> **Work to complete**: Your output must match the data word for word, with every line included.

> **Dataset extract**:
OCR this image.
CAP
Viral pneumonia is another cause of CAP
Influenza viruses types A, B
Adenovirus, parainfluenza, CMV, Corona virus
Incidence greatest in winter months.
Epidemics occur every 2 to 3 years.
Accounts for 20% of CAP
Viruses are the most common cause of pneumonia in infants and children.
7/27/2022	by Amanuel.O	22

> **Written response**:
OCR this image.
CAP
Viral pneumonia is another cause of CAP
Influenza viruses types A, B
Adenovirus, parainfluenza, CMV, Corona virus
Incidence greatest in winter months.
Epidemics occur every 2 to 3 years.
Accounts for 20% of CAP
Viruses are the most common cause of pneumonia in infants and children.
7/27/2022	by Amanuel.O	22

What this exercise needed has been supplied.